▶ [TASK TO CARRY OUT]: Type out the material below exactly.

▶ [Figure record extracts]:
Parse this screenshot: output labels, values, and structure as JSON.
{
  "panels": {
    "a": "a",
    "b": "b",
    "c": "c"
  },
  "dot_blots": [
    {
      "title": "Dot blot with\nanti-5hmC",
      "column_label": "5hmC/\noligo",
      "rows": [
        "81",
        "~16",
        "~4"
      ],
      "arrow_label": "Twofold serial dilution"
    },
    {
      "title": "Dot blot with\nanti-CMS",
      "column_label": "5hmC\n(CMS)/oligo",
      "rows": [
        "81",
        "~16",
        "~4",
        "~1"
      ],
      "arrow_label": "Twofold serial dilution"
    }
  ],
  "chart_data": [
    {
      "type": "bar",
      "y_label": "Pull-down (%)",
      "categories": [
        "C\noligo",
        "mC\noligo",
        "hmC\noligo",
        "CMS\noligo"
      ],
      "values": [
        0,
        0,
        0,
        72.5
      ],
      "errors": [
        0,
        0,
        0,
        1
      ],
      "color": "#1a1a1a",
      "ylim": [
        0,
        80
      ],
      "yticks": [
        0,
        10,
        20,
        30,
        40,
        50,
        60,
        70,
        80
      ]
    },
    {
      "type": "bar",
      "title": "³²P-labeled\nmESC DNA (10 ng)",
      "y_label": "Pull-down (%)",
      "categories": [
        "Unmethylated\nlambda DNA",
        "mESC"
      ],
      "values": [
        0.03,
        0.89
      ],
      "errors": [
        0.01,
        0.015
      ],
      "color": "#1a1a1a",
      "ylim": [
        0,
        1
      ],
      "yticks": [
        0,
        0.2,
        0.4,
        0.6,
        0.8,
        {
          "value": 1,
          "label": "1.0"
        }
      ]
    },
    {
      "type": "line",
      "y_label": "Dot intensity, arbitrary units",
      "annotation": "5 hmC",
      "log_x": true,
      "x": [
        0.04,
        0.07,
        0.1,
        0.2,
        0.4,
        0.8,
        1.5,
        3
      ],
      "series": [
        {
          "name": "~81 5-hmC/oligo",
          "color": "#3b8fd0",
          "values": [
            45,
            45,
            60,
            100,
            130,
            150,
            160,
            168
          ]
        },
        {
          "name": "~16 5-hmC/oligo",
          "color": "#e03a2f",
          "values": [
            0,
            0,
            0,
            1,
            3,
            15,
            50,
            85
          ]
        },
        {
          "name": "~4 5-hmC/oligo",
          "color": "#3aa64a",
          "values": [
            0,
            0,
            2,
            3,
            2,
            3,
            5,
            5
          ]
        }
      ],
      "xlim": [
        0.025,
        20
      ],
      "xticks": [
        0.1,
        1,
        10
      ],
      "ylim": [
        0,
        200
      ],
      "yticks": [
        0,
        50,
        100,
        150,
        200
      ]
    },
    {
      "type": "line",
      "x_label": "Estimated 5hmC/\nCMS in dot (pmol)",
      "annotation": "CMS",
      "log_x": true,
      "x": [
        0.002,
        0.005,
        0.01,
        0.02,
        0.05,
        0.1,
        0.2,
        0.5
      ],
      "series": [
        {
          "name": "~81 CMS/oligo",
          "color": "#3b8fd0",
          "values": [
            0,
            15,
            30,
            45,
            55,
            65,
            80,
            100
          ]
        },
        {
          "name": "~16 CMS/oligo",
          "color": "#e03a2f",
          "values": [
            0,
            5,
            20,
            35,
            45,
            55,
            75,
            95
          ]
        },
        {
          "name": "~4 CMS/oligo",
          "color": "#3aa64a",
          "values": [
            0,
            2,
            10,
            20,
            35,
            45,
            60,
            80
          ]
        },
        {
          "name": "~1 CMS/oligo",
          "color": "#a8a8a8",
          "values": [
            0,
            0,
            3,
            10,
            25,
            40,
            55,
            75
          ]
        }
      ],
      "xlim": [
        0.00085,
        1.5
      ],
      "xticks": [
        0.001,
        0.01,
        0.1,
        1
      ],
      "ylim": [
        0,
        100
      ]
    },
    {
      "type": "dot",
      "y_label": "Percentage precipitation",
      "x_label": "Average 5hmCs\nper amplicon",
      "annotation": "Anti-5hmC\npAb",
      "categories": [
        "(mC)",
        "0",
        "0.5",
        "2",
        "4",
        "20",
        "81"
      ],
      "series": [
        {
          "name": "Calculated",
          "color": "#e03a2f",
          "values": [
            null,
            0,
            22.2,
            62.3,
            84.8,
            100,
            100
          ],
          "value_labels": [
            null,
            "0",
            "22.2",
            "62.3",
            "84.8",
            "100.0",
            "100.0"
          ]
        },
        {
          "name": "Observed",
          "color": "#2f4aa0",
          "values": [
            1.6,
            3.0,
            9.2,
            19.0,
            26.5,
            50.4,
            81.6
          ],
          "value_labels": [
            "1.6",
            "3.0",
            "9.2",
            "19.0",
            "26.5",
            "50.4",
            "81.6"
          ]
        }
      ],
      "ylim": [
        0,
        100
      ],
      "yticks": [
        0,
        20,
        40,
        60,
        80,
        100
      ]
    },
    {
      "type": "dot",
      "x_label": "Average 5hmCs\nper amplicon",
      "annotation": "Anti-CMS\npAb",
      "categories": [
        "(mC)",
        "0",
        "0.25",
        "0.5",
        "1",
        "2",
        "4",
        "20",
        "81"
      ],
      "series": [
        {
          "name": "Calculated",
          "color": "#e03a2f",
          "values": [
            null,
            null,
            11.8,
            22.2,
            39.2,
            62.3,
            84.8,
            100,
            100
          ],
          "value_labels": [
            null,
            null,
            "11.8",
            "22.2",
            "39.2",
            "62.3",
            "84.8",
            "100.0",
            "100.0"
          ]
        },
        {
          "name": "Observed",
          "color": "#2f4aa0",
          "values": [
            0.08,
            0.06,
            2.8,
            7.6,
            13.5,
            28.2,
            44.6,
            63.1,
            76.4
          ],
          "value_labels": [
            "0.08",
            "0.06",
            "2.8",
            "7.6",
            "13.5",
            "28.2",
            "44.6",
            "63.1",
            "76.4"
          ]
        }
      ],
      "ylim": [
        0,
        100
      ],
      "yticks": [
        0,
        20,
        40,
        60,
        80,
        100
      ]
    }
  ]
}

▶ [SOLUTION TO THE EXERCISE]:
Parse this screenshot: output labels, values, and structure as JSON.
{
  "panels": {
    "a": "a",
    "b": "b",
    "c": "c"
  },
  "dot_blots": [
    {
      "title": "Dot blot with\nanti-5hmC",
      "column_label": "5hmC/\noligo",
      "rows": [
        "81",
        "~16",
        "~4"
      ],
      "arrow_label": "Twofold serial dilution"
    },
    {
      "title": "Dot blot with\nanti-CMS",
      "column_label": "5hmC\n(CMS)/oligo",
      "rows": [
        "81",
        "~16",
        "~4",
        "~1"
      ],
      "arrow_label": "Twofold serial dilution"
    }
  ],
  "chart_data": [
    {
      "type": "bar",
      "y_label": "Pull-down (%)",
      "categories": [
        "C\noligo",
        "mC\noligo",
        "hmC\noligo",
        "CMS\noligo"
      ],
      "values": [
        0,
        0,
        0,
        72.5
      ],
      "errors": [
        0,
        0,
        0,
        1
      ],
      "color": "#1a1a1a",
      "ylim": [
        0,
        80
      ],
      "yticks": [
        0,
        10,
        20,
        30,
        40,
        50,
        60,
        70,
        80
      ]
    },
    {
      "type": "bar",
      "title": "³²P-labeled\nmESC DNA (10 ng)",
      "y_label": "Pull-down (%)",
      "categories": [
        "Unmethylated\nlambda DNA",
        "mESC"
      ],
      "values": [
        0.03,
        0.89
      ],
      "errors": [
        0.01,
        0.015
      ],
      "color": "#1a1a1a",
      "ylim": [
        0,
        1
      ],
      "yticks": [
        0,
        0.2,
        0.4,
        0.6,
        0.8,
        {
          "value": 1,
          "label": "1.0"
        }
      ]
    },
    {
      "type": "line",
      "y_label": "Dot intensity, arbitrary units",
      "annotation": "5 hmC",
      "log_x": true,
      "x": [
        0.04,
        0.07,
        0.1,
        0.2,
        0.4,
        0.8,
        1.5,
        3
      ],
      "series": [
        {
          "name": "~81 5-hmC/oligo",
          "color": "#3b8fd0",
          "values": [
            45,
            45,
            60,
            100,
            130,
            150,
            160,
            168
          ]
        },
        {
          "name": "~16 5-hmC/oligo",
          "color": "#e03a2f",
          "values": [
            0,
            0,
            0,
            1,
            3,
            15,
            50,
            85
          ]
        },
        {
          "name": "~4 5-hmC/oligo",
          "color": "#3aa64a",
          "values": [
            0,
            0,
            2,
            3,
            2,
            3,
            5,
            5
          ]
        }
      ],
      "xlim": [
        0.025,
        20
      ],
      "xticks": [
        0.1,
        1,
        10
      ],
      "ylim": [
        0,
        200
      ],
      "yticks": [
        0,
        50,
        100,
        150,
        200
      ]
    },
    {
      "type": "line",
      "x_label": "Estimated 5hmC/\nCMS in dot (pmol)",
      "annotation": "CMS",
      "log_x": true,
      "x": [
        0.002,
        0.005,
        0.01,
        0.02,
        0.05,
        0.1,
        0.2,
        0.5
      ],
      "series": [
        {
          "name": "~81 CMS/oligo",
          "color": "#3b8fd0",
          "values": [
            0,
            15,
            30,
            45,
            55,
            65,
            80,
            100
          ]
        },
        {
          "name": "~16 CMS/oligo",
          "color": "#e03a2f",
          "values": [
            0,
            5,
            20,
            35,
            45,
            55,
            75,
            95
          ]
        },
        {
          "name": "~4 CMS/oligo",
          "color": "#3aa64a",
          "values": [
            0,
            2,
            10,
            20,
            35,
            45,
            60,
            80
          ]
        },
        {
          "name": "~1 CMS/oligo",
          "color": "#a8a8a8",
          "values": [
            0,
            0,
            3,
            10,
            25,
            40,
            55,
            75
          ]
        }
      ],
      "xlim": [
        0.00085,
        1.5
      ],
      "xticks": [
        0.001,
        0.01,
        0.1,
        1
      ],
      "ylim": [
        0,
        100
      ]
    },
    {
      "type": "dot",
      "y_label": "Percentage precipitation",
      "x_label": "Average 5hmCs\nper amplicon",
      "annotation": "Anti-5hmC\npAb",
      "categories": [
        "(mC)",
        "0",
        "0.5",
        "2",
        "4",
        "20",
        "81"
      ],
      "series": [
        {
          "name": "Calculated",
          "color": "#e03a2f",
          "values": [
            null,
            0,
            22.2,
            62.3,
            84.8,
            100,
            100
          ],
          "value_labels": [
            null,
            "0",
            "22.2",
            "62.3",
            "84.8",
            "100.0",
            "100.0"
          ]
        },
        {
          "name": "Observed",
          "color": "#2f4aa0",
          "values": [
            1.6,
            3.0,
            9.2,
            19.0,
            26.5,
            50.4,
            81.6
          ],
          "value_labels": [
            "1.6",
            "3.0",
            "9.2",
            "19.0",
            "26.5",
            "50.4",
            "81.6"
          ]
        }
      ],
      "ylim": [
        0,
        100
      ],
      "yticks": [
        0,
        20,
        40,
        60,
        80,
        100
      ]
    },
    {
      "type": "dot",
      "x_label": "Average 5hmCs\nper amplicon",
      "annotation": "Anti-CMS\npAb",
      "categories": [
        "(mC)",
        "0",
        "0.25",
        "0.5",
        "1",
        "2",
        "4",
        "20",
        "81"
      ],
      "series": [
        {
          "name": "Calculated",
          "color": "#e03a2f",
          "values": [
            null,
            null,
            11.8,
            22.2,
            39.2,
            62.3,
            84.8,
            100,
            100
          ],
          "value_labels": [
            null,
            null,
            "11.8",
            "22.2",
            "39.2",
            "62.3",
            "84.8",
            "100.0",
            "100.0"
          ]
        },
        {
          "name": "Observed",
          "color": "#2f4aa0",
          "values": [
            0.08,
            0.06,
            2.8,
            7.6,
            13.5,
            28.2,
            44.6,
            63.1,
            76.4
          ],
          "value_labels": [
            "0.08",
            "0.06",
            "2.8",
            "7.6",
            "13.5",
            "28.2",
            "44.6",
            "63.1",
            "76.4"
          ]
        }
      ],
      "ylim": [
        0,
        100
      ],
      "yticks": [
        0,
        20,
        40,
        60,
        80,
        100
      ]
    }
  ]
}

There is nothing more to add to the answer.